Only the lines from the one containing "Read all visible content and emit it as JSON." to the end of the records should be written out, exactly and with both ends included; pictures are excluded.

------ EXTRACTED MATERIAL

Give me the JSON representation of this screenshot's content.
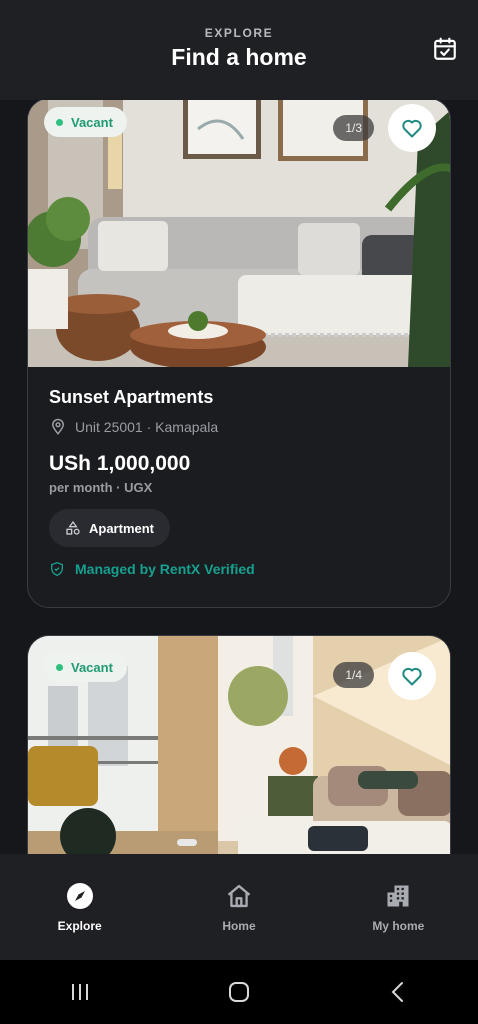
{
  "header": {
    "eyebrow": "EXPLORE",
    "title": "Find a home",
    "calendar_icon": "calendar-check-icon"
  },
  "listings": [
    {
      "status": "Vacant",
      "photo_counter": "1/3",
      "name": "Sunset Apartments",
      "location": "Unit 25001 · Kamapala",
      "price": "USh 1,000,000",
      "period": "per month · UGX",
      "type": "Apartment",
      "managed": "Managed by RentX Verified"
    },
    {
      "status": "Vacant",
      "photo_counter": "1/4"
    }
  ],
  "nav": [
    {
      "label": "Explore",
      "icon": "compass-icon",
      "active": true
    },
    {
      "label": "Home",
      "icon": "home-icon",
      "active": false
    },
    {
      "label": "My home",
      "icon": "building-icon",
      "active": false
    }
  ],
  "colors": {
    "background": "#16171b",
    "accent": "#16a08f",
    "vacant": "#1f9a73",
    "card": "#1b1c20"
  }
}
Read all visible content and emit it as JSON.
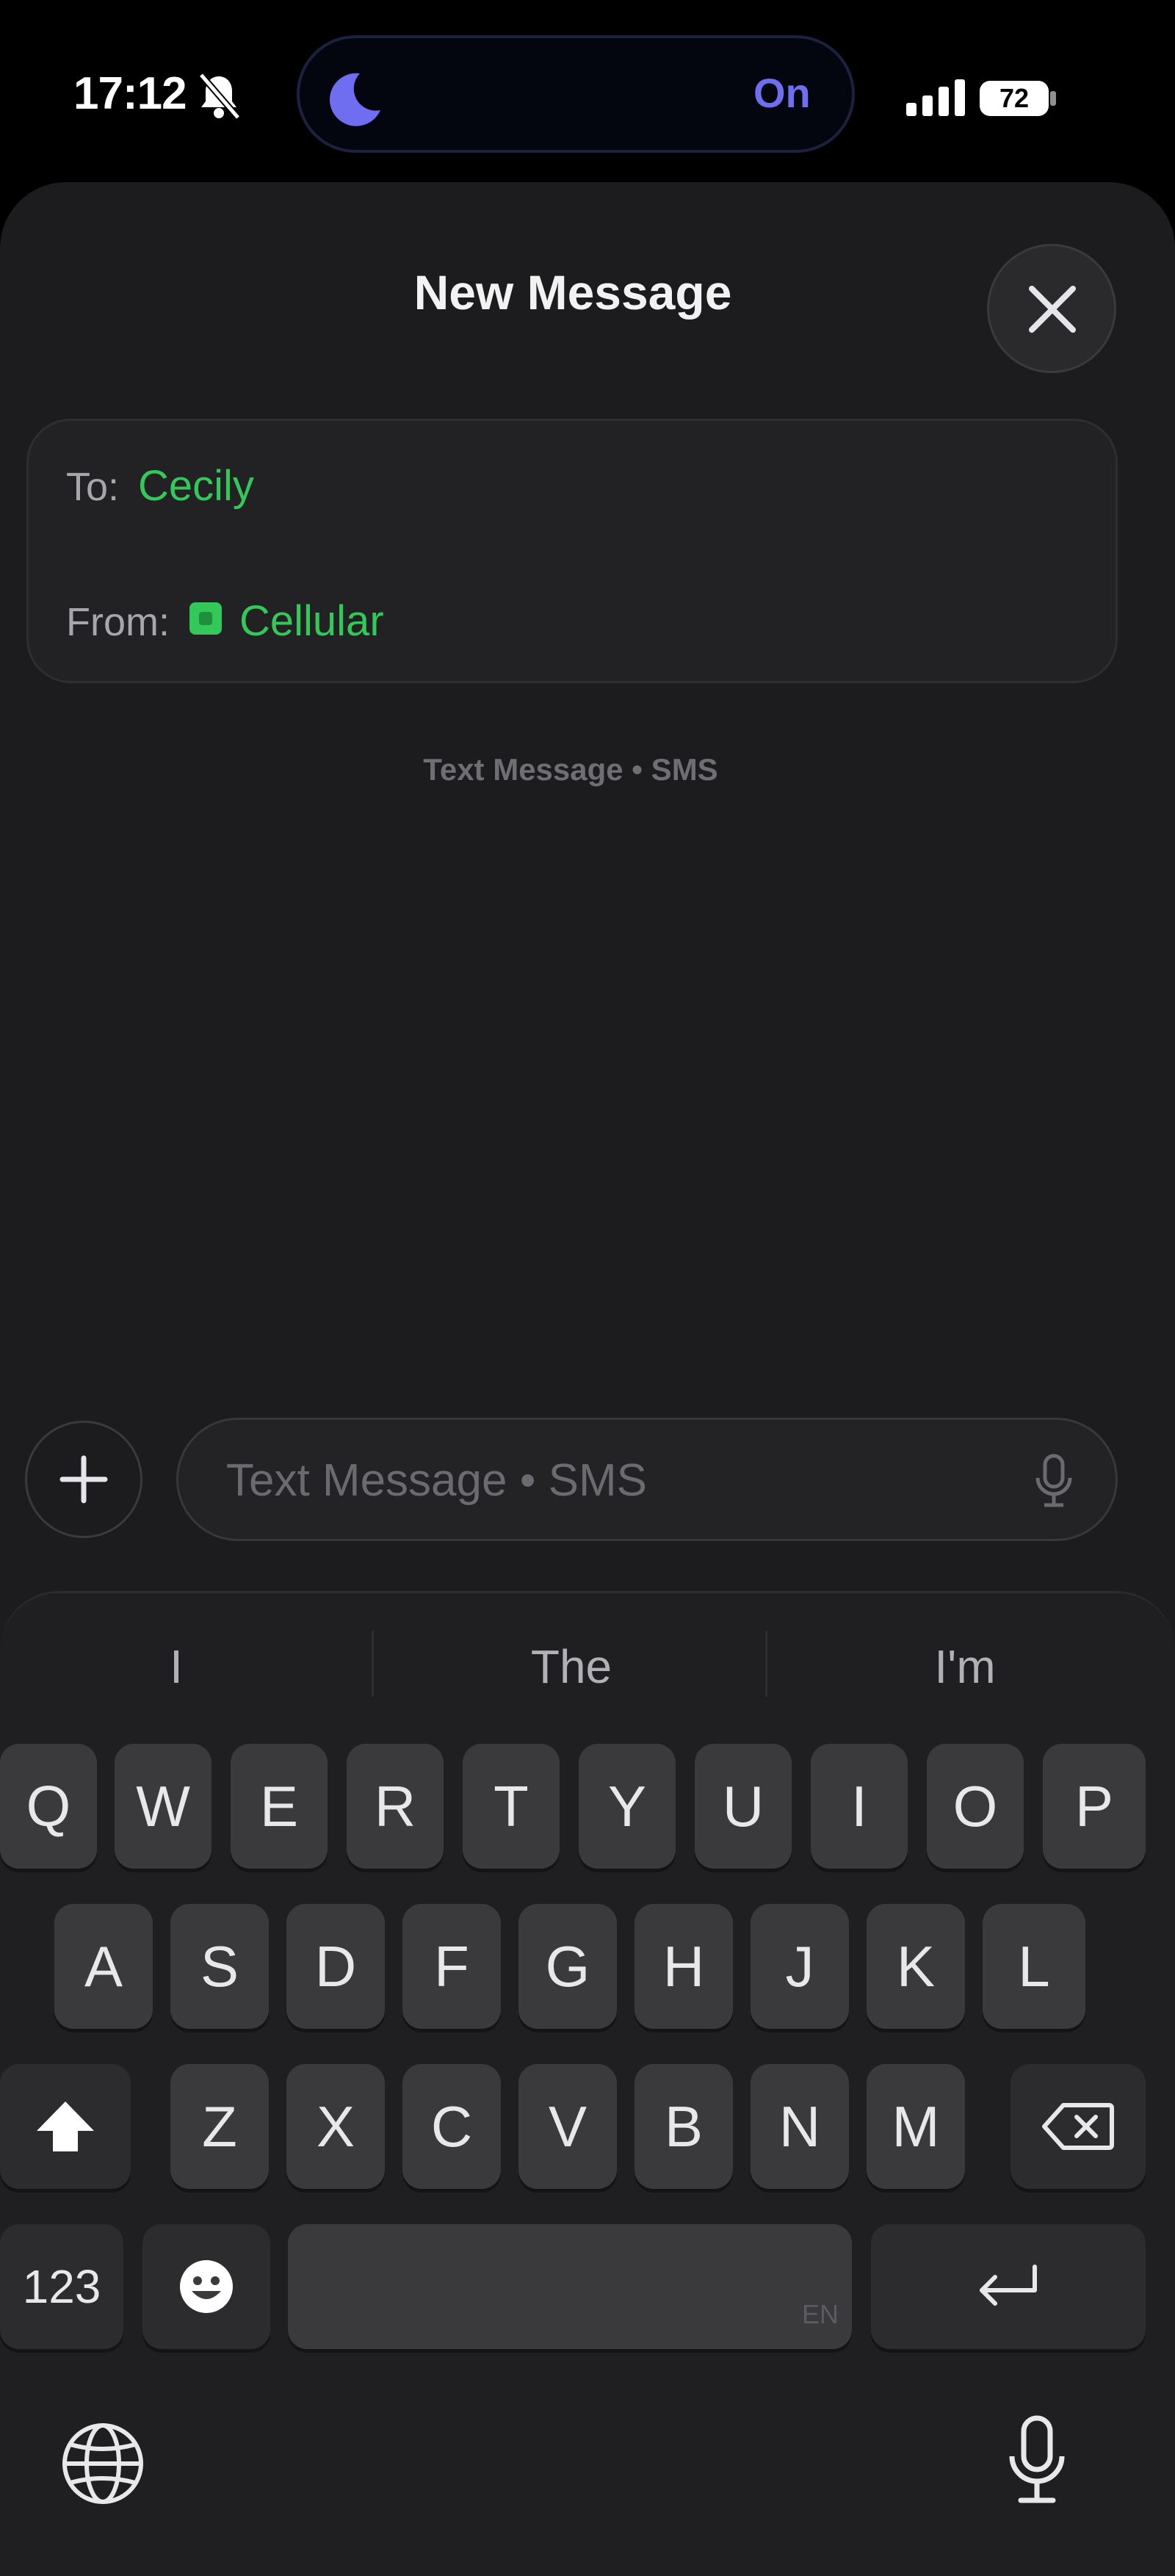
{
  "status_bar": {
    "time": "17:12",
    "focus_state": "On",
    "battery_percent": "72"
  },
  "sheet": {
    "title": "New Message"
  },
  "header": {
    "to_label": "To:",
    "to_value": "Cecily",
    "from_label": "From:",
    "from_value": "Cellular"
  },
  "caption": "Text Message • SMS",
  "compose": {
    "placeholder": "Text Message • SMS"
  },
  "suggestions": [
    "I",
    "The",
    "I'm"
  ],
  "keyboard": {
    "row1": [
      "Q",
      "W",
      "E",
      "R",
      "T",
      "Y",
      "U",
      "I",
      "O",
      "P"
    ],
    "row2": [
      "A",
      "S",
      "D",
      "F",
      "G",
      "H",
      "J",
      "K",
      "L"
    ],
    "row3": [
      "Z",
      "X",
      "C",
      "V",
      "B",
      "N",
      "M"
    ],
    "numbers_label": "123",
    "language_tag": "EN"
  },
  "colors": {
    "accent_green": "#34c759",
    "focus_purple": "#6f6ef0"
  },
  "icons": [
    "bell-slash-icon",
    "moon-icon",
    "signal-icon",
    "battery-icon",
    "close-icon",
    "plus-icon",
    "microphone-icon",
    "shift-icon",
    "delete-icon",
    "emoji-icon",
    "return-icon",
    "globe-icon"
  ]
}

------------

=== THE RESPONSE ===
Read all visible content and emit it as JSON.
{
  "status_bar": {
    "time": "17:12",
    "focus_state": "On",
    "battery_percent": "72"
  },
  "sheet": {
    "title": "New Message"
  },
  "header": {
    "to_label": "To:",
    "to_value": "Cecily",
    "from_label": "From:",
    "from_value": "Cellular"
  },
  "caption": "Text Message • SMS",
  "compose": {
    "placeholder": "Text Message • SMS"
  },
  "suggestions": [
    "I",
    "The",
    "I'm"
  ],
  "keyboard": {
    "row1": [
      "Q",
      "W",
      "E",
      "R",
      "T",
      "Y",
      "U",
      "I",
      "O",
      "P"
    ],
    "row2": [
      "A",
      "S",
      "D",
      "F",
      "G",
      "H",
      "J",
      "K",
      "L"
    ],
    "row3": [
      "Z",
      "X",
      "C",
      "V",
      "B",
      "N",
      "M"
    ],
    "numbers_label": "123",
    "language_tag": "EN"
  },
  "colors": {
    "accent_green": "#34c759",
    "focus_purple": "#6f6ef0"
  },
  "icons": [
    "bell-slash-icon",
    "moon-icon",
    "signal-icon",
    "battery-icon",
    "close-icon",
    "plus-icon",
    "microphone-icon",
    "shift-icon",
    "delete-icon",
    "emoji-icon",
    "return-icon",
    "globe-icon"
  ]
}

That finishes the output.